_What you need to do_. Pictures aside, repeat every entry exactly.

* * * * *

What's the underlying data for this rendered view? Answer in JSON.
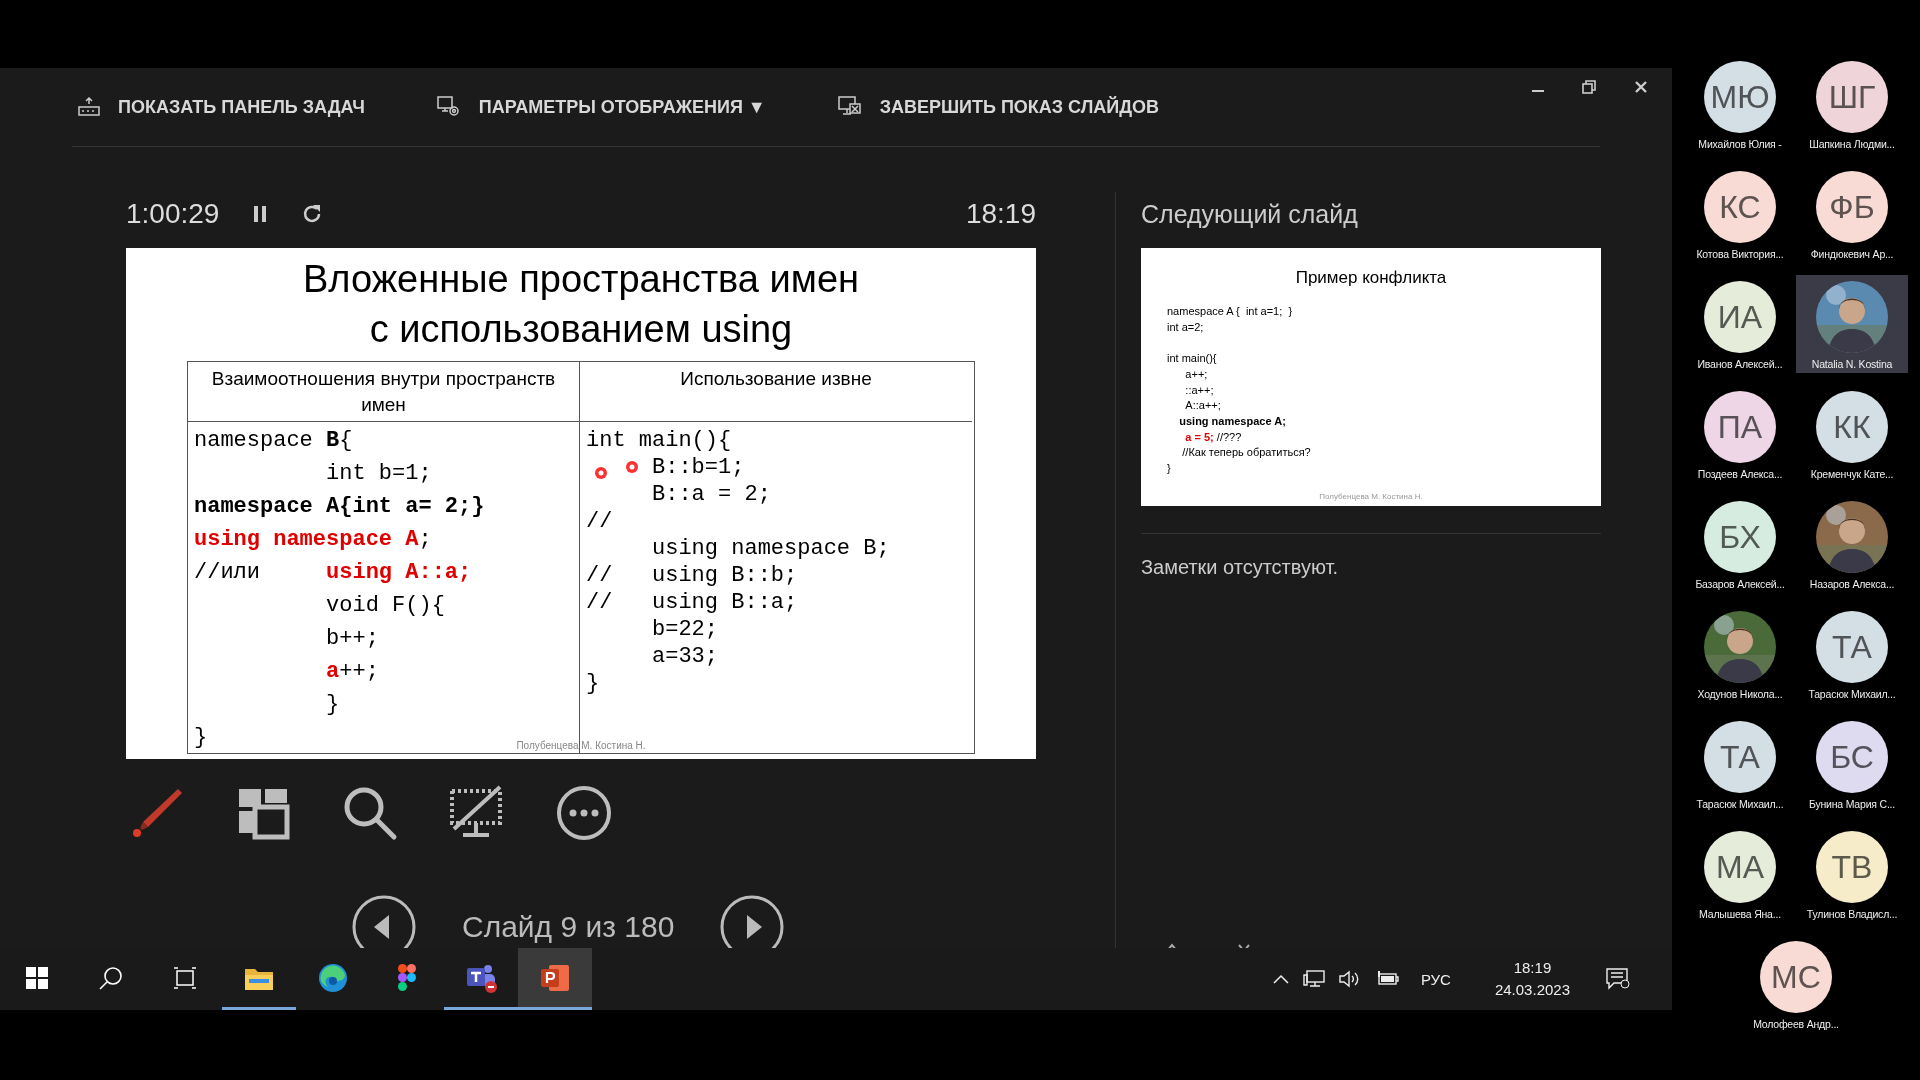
{
  "toolbar": {
    "items": [
      {
        "kind": "taskbar",
        "label": "ПОКАЗАТЬ ПАНЕЛЬ ЗАДАЧ"
      },
      {
        "kind": "display",
        "label": "ПАРАМЕТРЫ ОТОБРАЖЕНИЯ ▼"
      },
      {
        "kind": "end",
        "label": "ЗАВЕРШИТЬ ПОКАЗ СЛАЙДОВ"
      }
    ]
  },
  "timer": {
    "elapsed": "1:00:29",
    "clock": "18:19"
  },
  "current_slide": {
    "title_lines": [
      "Вложенные пространства имен",
      "с использованием  using"
    ],
    "columns": [
      {
        "header": "Взаимоотношения внутри пространств имен",
        "lines": [
          [
            {
              "text": "namespace ",
              "kind": "plain"
            },
            {
              "text": "B",
              "kind": "bold"
            },
            {
              "text": "{",
              "kind": "plain"
            }
          ],
          [
            {
              "text": "          int b=1;",
              "kind": "plain"
            }
          ],
          [
            {
              "text": "namespace A{int a= 2;}",
              "kind": "bold"
            }
          ],
          [
            {
              "text": "using namespace A",
              "kind": "red"
            },
            {
              "text": ";",
              "kind": "plain"
            }
          ],
          [
            {
              "text": "//или     ",
              "kind": "plain"
            },
            {
              "text": "using A::a;",
              "kind": "red"
            }
          ],
          [
            {
              "text": "          void F(){",
              "kind": "plain"
            }
          ],
          [
            {
              "text": "          b++;",
              "kind": "plain"
            }
          ],
          [
            {
              "text": "          a",
              "kind": "red"
            },
            {
              "text": "++;",
              "kind": "plain"
            }
          ],
          [
            {
              "text": "          }",
              "kind": "plain"
            }
          ],
          [
            {
              "text": "}",
              "kind": "plain"
            }
          ]
        ]
      },
      {
        "header": "Использование извне",
        "lines": [
          [
            {
              "text": "int main(){",
              "kind": "plain"
            }
          ],
          [
            {
              "text": "     B::b=1;",
              "kind": "plain"
            }
          ],
          [
            {
              "text": "     B::a = 2;",
              "kind": "plain"
            }
          ],
          [
            {
              "text": "//",
              "kind": "plain"
            }
          ],
          [
            {
              "text": "     using namespace B;",
              "kind": "plain"
            }
          ],
          [
            {
              "text": "//   using B::b;",
              "kind": "plain"
            }
          ],
          [
            {
              "text": "//   using B::a;",
              "kind": "plain"
            }
          ],
          [
            {
              "text": "     b=22;",
              "kind": "plain"
            }
          ],
          [
            {
              "text": "     a=33;",
              "kind": "plain"
            }
          ],
          [
            {
              "text": "}",
              "kind": "plain"
            }
          ]
        ]
      }
    ],
    "footer": "Полубенцева М. Костина Н."
  },
  "next_slide": {
    "label": "Следующий слайд",
    "title": "Пример конфликта",
    "code_blocks": [
      [
        [
          {
            "text": "namespace A {  int a=1;  }",
            "kind": "plain"
          }
        ],
        [
          {
            "text": "int a=2;",
            "kind": "plain"
          }
        ]
      ],
      [
        [
          {
            "text": "int main(){",
            "kind": "plain"
          }
        ],
        [
          {
            "text": "      a++;",
            "kind": "plain"
          }
        ],
        [
          {
            "text": "      ::a++;",
            "kind": "plain"
          }
        ],
        [
          {
            "text": "      A::a++;",
            "kind": "plain"
          }
        ],
        [
          {
            "text": "    using namespace A;",
            "kind": "bold"
          }
        ],
        [
          {
            "text": "      a = 5;",
            "kind": "red"
          },
          {
            "text": " //???",
            "kind": "plain"
          }
        ],
        [
          {
            "text": "     //Как теперь обратиться?",
            "kind": "plain"
          }
        ],
        [
          {
            "text": "}",
            "kind": "plain"
          }
        ]
      ]
    ],
    "footer": "Полубенцева М. Костина Н."
  },
  "notes": "Заметки отсутствуют.",
  "tools": [
    {
      "kind": "pen"
    },
    {
      "kind": "slides"
    },
    {
      "kind": "zoom"
    },
    {
      "kind": "screen"
    },
    {
      "kind": "more"
    }
  ],
  "navigation": {
    "counter": "Слайд 9 из 180"
  },
  "participants": [
    {
      "kind": "initials",
      "initials": "МЮ",
      "name": "Михайлов Юлия -",
      "color": "#d3dee5",
      "highlighted": false
    },
    {
      "kind": "initials",
      "initials": "ШГ",
      "name": "Шапкина Людми...",
      "color": "#efd5da",
      "highlighted": false
    },
    {
      "kind": "initials",
      "initials": "КС",
      "name": "Котова Виктория...",
      "color": "#f7dbd4",
      "highlighted": false
    },
    {
      "kind": "initials",
      "initials": "ФБ",
      "name": "Финдюкевич Ар...",
      "color": "#f7dbd4",
      "highlighted": false
    },
    {
      "kind": "initials",
      "initials": "ИА",
      "name": "Иванов Алексей...",
      "color": "#e5ecda",
      "highlighted": false
    },
    {
      "name": "Natalia N. Kostina",
      "highlighted": true
    },
    {
      "kind": "initials",
      "initials": "ПА",
      "name": "Поздеев Алекса...",
      "color": "#eed6e6",
      "highlighted": false
    },
    {
      "kind": "initials",
      "initials": "КК",
      "name": "Кременчук Кате...",
      "color": "#d3dee5",
      "highlighted": false
    },
    {
      "kind": "initials",
      "initials": "БХ",
      "name": "Базаров Алексей...",
      "color": "#d6ece0",
      "highlighted": false
    },
    {
      "name": "Назаров Алекса...",
      "highlighted": false
    },
    {
      "name": "Ходунов Никола...",
      "highlighted": false
    },
    {
      "kind": "initials",
      "initials": "ТА",
      "name": "Тарасюк Михаил...",
      "color": "#d3dee5",
      "highlighted": false
    },
    {
      "kind": "initials",
      "initials": "ТА",
      "name": "Тарасюк Михаил...",
      "color": "#d3dee5",
      "highlighted": false
    },
    {
      "kind": "initials",
      "initials": "БС",
      "name": "Бунина Мария С...",
      "color": "#dedaf0",
      "highlighted": false
    },
    {
      "kind": "initials",
      "initials": "МА",
      "name": "Малышева Яна...",
      "color": "#e5ecda",
      "highlighted": false
    },
    {
      "kind": "initials",
      "initials": "ТВ",
      "name": "Тулинов Владисл...",
      "color": "#f6ecc9",
      "highlighted": false
    },
    {
      "kind": "initials",
      "initials": "МС",
      "name": "Молофеев Андр...",
      "color": "#f7dbd4",
      "highlighted": false
    }
  ],
  "taskbar": {
    "apps": [
      {
        "kind": "start",
        "running": false,
        "active": false
      },
      {
        "kind": "search",
        "running": false,
        "active": false
      },
      {
        "kind": "taskview",
        "running": false,
        "active": false
      },
      {
        "kind": "explorer",
        "running": true,
        "active": false
      },
      {
        "kind": "edge",
        "running": false,
        "active": false
      },
      {
        "kind": "figma",
        "running": false,
        "active": false
      },
      {
        "kind": "teams",
        "running": true,
        "active": false
      },
      {
        "kind": "powerpoint",
        "running": true,
        "active": true
      }
    ],
    "language": "РУС",
    "time": "18:19",
    "date": "24.03.2023"
  }
}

* * * * *

_Task output_.
What's the underlying data for this rendered view? Answer in JSON.
{
  "toolbar": {
    "items": [
      {
        "kind": "taskbar",
        "label": "ПОКАЗАТЬ ПАНЕЛЬ ЗАДАЧ"
      },
      {
        "kind": "display",
        "label": "ПАРАМЕТРЫ ОТОБРАЖЕНИЯ ▼"
      },
      {
        "kind": "end",
        "label": "ЗАВЕРШИТЬ ПОКАЗ СЛАЙДОВ"
      }
    ]
  },
  "timer": {
    "elapsed": "1:00:29",
    "clock": "18:19"
  },
  "current_slide": {
    "title_lines": [
      "Вложенные пространства имен",
      "с использованием  using"
    ],
    "columns": [
      {
        "header": "Взаимоотношения внутри пространств имен",
        "lines": [
          [
            {
              "text": "namespace ",
              "kind": "plain"
            },
            {
              "text": "B",
              "kind": "bold"
            },
            {
              "text": "{",
              "kind": "plain"
            }
          ],
          [
            {
              "text": "          int b=1;",
              "kind": "plain"
            }
          ],
          [
            {
              "text": "namespace A{int a= 2;}",
              "kind": "bold"
            }
          ],
          [
            {
              "text": "using namespace A",
              "kind": "red"
            },
            {
              "text": ";",
              "kind": "plain"
            }
          ],
          [
            {
              "text": "//или     ",
              "kind": "plain"
            },
            {
              "text": "using A::a;",
              "kind": "red"
            }
          ],
          [
            {
              "text": "          void F(){",
              "kind": "plain"
            }
          ],
          [
            {
              "text": "          b++;",
              "kind": "plain"
            }
          ],
          [
            {
              "text": "          a",
              "kind": "red"
            },
            {
              "text": "++;",
              "kind": "plain"
            }
          ],
          [
            {
              "text": "          }",
              "kind": "plain"
            }
          ],
          [
            {
              "text": "}",
              "kind": "plain"
            }
          ]
        ]
      },
      {
        "header": "Использование извне",
        "lines": [
          [
            {
              "text": "int main(){",
              "kind": "plain"
            }
          ],
          [
            {
              "text": "     B::b=1;",
              "kind": "plain"
            }
          ],
          [
            {
              "text": "     B::a = 2;",
              "kind": "plain"
            }
          ],
          [
            {
              "text": "//",
              "kind": "plain"
            }
          ],
          [
            {
              "text": "     using namespace B;",
              "kind": "plain"
            }
          ],
          [
            {
              "text": "//   using B::b;",
              "kind": "plain"
            }
          ],
          [
            {
              "text": "//   using B::a;",
              "kind": "plain"
            }
          ],
          [
            {
              "text": "     b=22;",
              "kind": "plain"
            }
          ],
          [
            {
              "text": "     a=33;",
              "kind": "plain"
            }
          ],
          [
            {
              "text": "}",
              "kind": "plain"
            }
          ]
        ]
      }
    ],
    "footer": "Полубенцева М. Костина Н."
  },
  "next_slide": {
    "label": "Следующий слайд",
    "title": "Пример конфликта",
    "code_blocks": [
      [
        [
          {
            "text": "namespace A {  int a=1;  }",
            "kind": "plain"
          }
        ],
        [
          {
            "text": "int a=2;",
            "kind": "plain"
          }
        ]
      ],
      [
        [
          {
            "text": "int main(){",
            "kind": "plain"
          }
        ],
        [
          {
            "text": "      a++;",
            "kind": "plain"
          }
        ],
        [
          {
            "text": "      ::a++;",
            "kind": "plain"
          }
        ],
        [
          {
            "text": "      A::a++;",
            "kind": "plain"
          }
        ],
        [
          {
            "text": "    using namespace A;",
            "kind": "bold"
          }
        ],
        [
          {
            "text": "      a = 5;",
            "kind": "red"
          },
          {
            "text": " //???",
            "kind": "plain"
          }
        ],
        [
          {
            "text": "     //Как теперь обратиться?",
            "kind": "plain"
          }
        ],
        [
          {
            "text": "}",
            "kind": "plain"
          }
        ]
      ]
    ],
    "footer": "Полубенцева М. Костина Н."
  },
  "notes": "Заметки отсутствуют.",
  "tools": [
    {
      "kind": "pen"
    },
    {
      "kind": "slides"
    },
    {
      "kind": "zoom"
    },
    {
      "kind": "screen"
    },
    {
      "kind": "more"
    }
  ],
  "navigation": {
    "counter": "Слайд 9 из 180"
  },
  "participants": [
    {
      "kind": "initials",
      "initials": "МЮ",
      "name": "Михайлов Юлия -",
      "color": "#d3dee5",
      "highlighted": false
    },
    {
      "kind": "initials",
      "initials": "ШГ",
      "name": "Шапкина Людми...",
      "color": "#efd5da",
      "highlighted": false
    },
    {
      "kind": "initials",
      "initials": "КС",
      "name": "Котова Виктория...",
      "color": "#f7dbd4",
      "highlighted": false
    },
    {
      "kind": "initials",
      "initials": "ФБ",
      "name": "Финдюкевич Ар...",
      "color": "#f7dbd4",
      "highlighted": false
    },
    {
      "kind": "initials",
      "initials": "ИА",
      "name": "Иванов Алексей...",
      "color": "#e5ecda",
      "highlighted": false
    },
    {
      "name": "Natalia N. Kostina",
      "highlighted": true
    },
    {
      "kind": "initials",
      "initials": "ПА",
      "name": "Поздеев Алекса...",
      "color": "#eed6e6",
      "highlighted": false
    },
    {
      "kind": "initials",
      "initials": "КК",
      "name": "Кременчук Кате...",
      "color": "#d3dee5",
      "highlighted": false
    },
    {
      "kind": "initials",
      "initials": "БХ",
      "name": "Базаров Алексей...",
      "color": "#d6ece0",
      "highlighted": false
    },
    {
      "name": "Назаров Алекса...",
      "highlighted": false
    },
    {
      "name": "Ходунов Никола...",
      "highlighted": false
    },
    {
      "kind": "initials",
      "initials": "ТА",
      "name": "Тарасюк Михаил...",
      "color": "#d3dee5",
      "highlighted": false
    },
    {
      "kind": "initials",
      "initials": "ТА",
      "name": "Тарасюк Михаил...",
      "color": "#d3dee5",
      "highlighted": false
    },
    {
      "kind": "initials",
      "initials": "БС",
      "name": "Бунина Мария С...",
      "color": "#dedaf0",
      "highlighted": false
    },
    {
      "kind": "initials",
      "initials": "МА",
      "name": "Малышева Яна...",
      "color": "#e5ecda",
      "highlighted": false
    },
    {
      "kind": "initials",
      "initials": "ТВ",
      "name": "Тулинов Владисл...",
      "color": "#f6ecc9",
      "highlighted": false
    },
    {
      "kind": "initials",
      "initials": "МС",
      "name": "Молофеев Андр...",
      "color": "#f7dbd4",
      "highlighted": false
    }
  ],
  "taskbar": {
    "apps": [
      {
        "kind": "start",
        "running": false,
        "active": false
      },
      {
        "kind": "search",
        "running": false,
        "active": false
      },
      {
        "kind": "taskview",
        "running": false,
        "active": false
      },
      {
        "kind": "explorer",
        "running": true,
        "active": false
      },
      {
        "kind": "edge",
        "running": false,
        "active": false
      },
      {
        "kind": "figma",
        "running": false,
        "active": false
      },
      {
        "kind": "teams",
        "running": true,
        "active": false
      },
      {
        "kind": "powerpoint",
        "running": true,
        "active": true
      }
    ],
    "language": "РУС",
    "time": "18:19",
    "date": "24.03.2023"
  }
}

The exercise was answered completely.